- Work to complete
Collect each line containing "value".

········

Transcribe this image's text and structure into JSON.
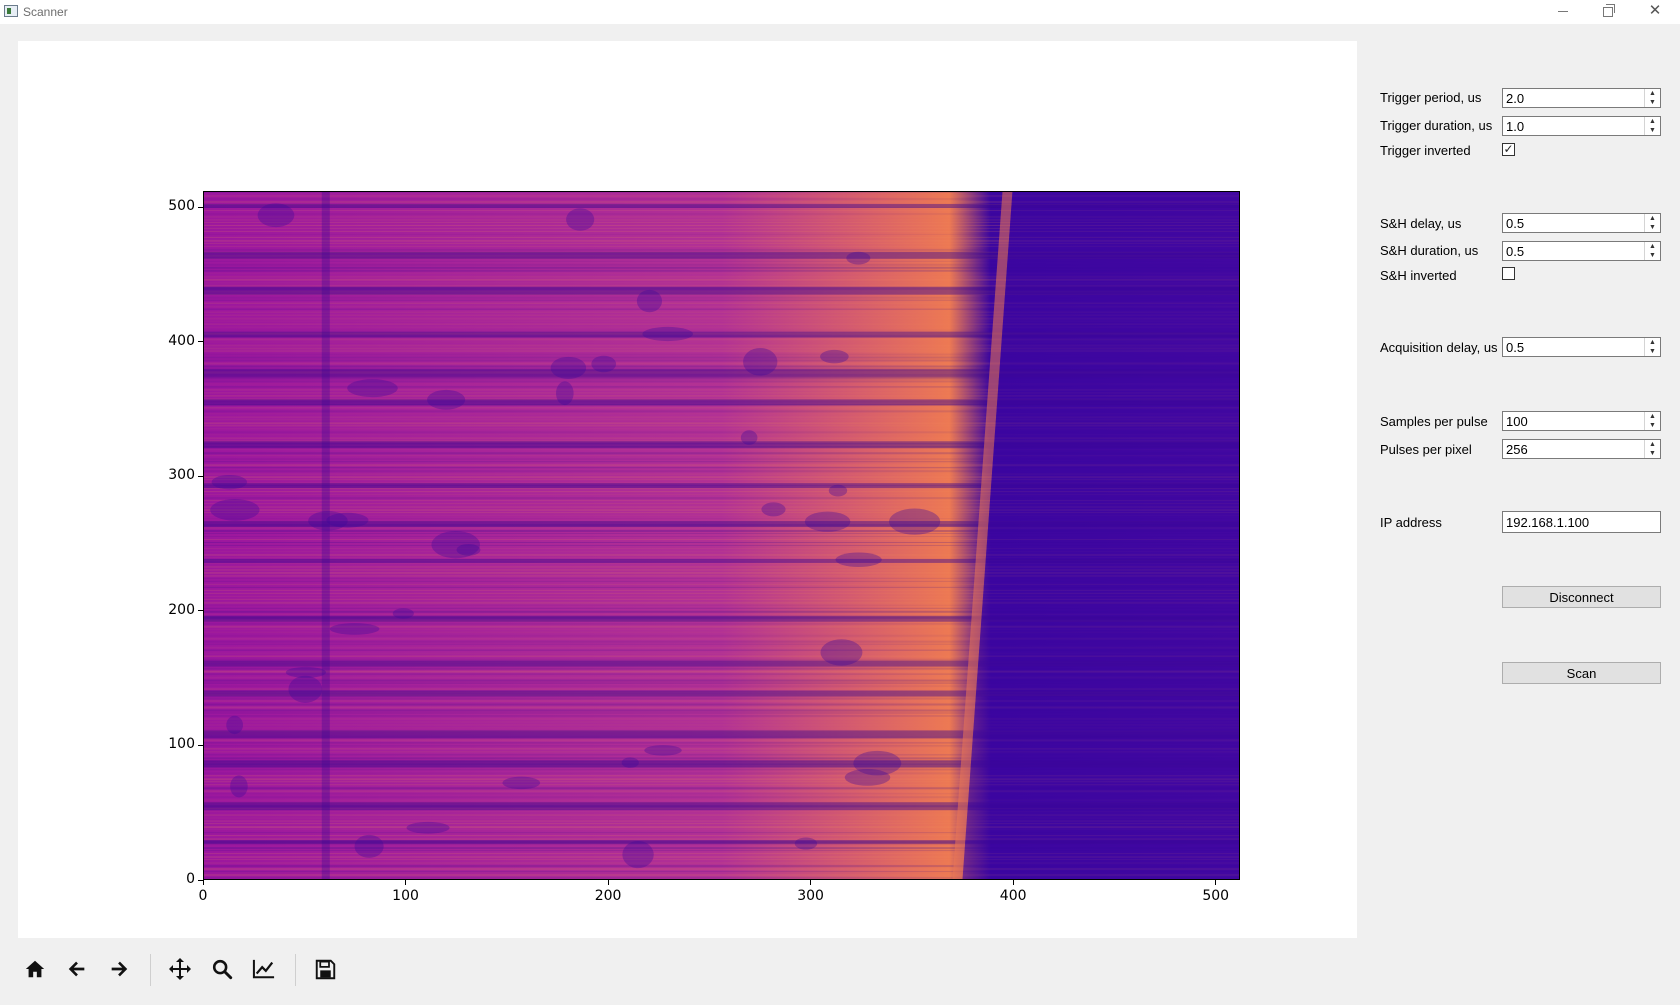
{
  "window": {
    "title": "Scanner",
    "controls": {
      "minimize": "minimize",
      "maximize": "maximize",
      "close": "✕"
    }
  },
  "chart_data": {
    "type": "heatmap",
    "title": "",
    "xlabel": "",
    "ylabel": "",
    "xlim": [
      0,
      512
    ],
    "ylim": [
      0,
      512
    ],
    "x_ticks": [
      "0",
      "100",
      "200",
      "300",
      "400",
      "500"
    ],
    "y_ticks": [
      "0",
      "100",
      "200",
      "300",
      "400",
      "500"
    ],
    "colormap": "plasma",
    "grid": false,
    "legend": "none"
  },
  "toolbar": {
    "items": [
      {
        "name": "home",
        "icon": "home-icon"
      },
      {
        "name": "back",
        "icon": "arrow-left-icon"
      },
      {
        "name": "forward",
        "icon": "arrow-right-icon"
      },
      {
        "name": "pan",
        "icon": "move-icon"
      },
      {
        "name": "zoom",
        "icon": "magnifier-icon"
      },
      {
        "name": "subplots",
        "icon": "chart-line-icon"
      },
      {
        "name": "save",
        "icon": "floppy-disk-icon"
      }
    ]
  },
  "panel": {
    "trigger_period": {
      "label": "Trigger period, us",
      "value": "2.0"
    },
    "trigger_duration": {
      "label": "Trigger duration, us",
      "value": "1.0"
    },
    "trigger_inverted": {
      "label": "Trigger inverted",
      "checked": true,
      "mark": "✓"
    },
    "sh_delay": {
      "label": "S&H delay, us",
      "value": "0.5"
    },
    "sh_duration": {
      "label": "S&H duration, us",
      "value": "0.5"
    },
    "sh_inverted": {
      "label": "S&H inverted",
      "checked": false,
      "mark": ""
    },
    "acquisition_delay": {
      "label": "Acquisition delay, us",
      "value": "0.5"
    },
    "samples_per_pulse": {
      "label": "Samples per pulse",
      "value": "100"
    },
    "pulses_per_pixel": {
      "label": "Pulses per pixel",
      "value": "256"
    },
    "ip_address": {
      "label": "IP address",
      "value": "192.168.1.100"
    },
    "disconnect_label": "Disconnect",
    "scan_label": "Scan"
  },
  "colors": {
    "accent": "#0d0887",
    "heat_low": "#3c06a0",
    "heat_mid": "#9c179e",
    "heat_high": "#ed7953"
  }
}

········

- Exercise output
      "value": "2.0"
      "value": "1.0"
      "value": "0.5"
      "value": "0.5"
      "value": "0.5"
      "value": "100"
      "value": "256"
      "value": "192.168.1.100"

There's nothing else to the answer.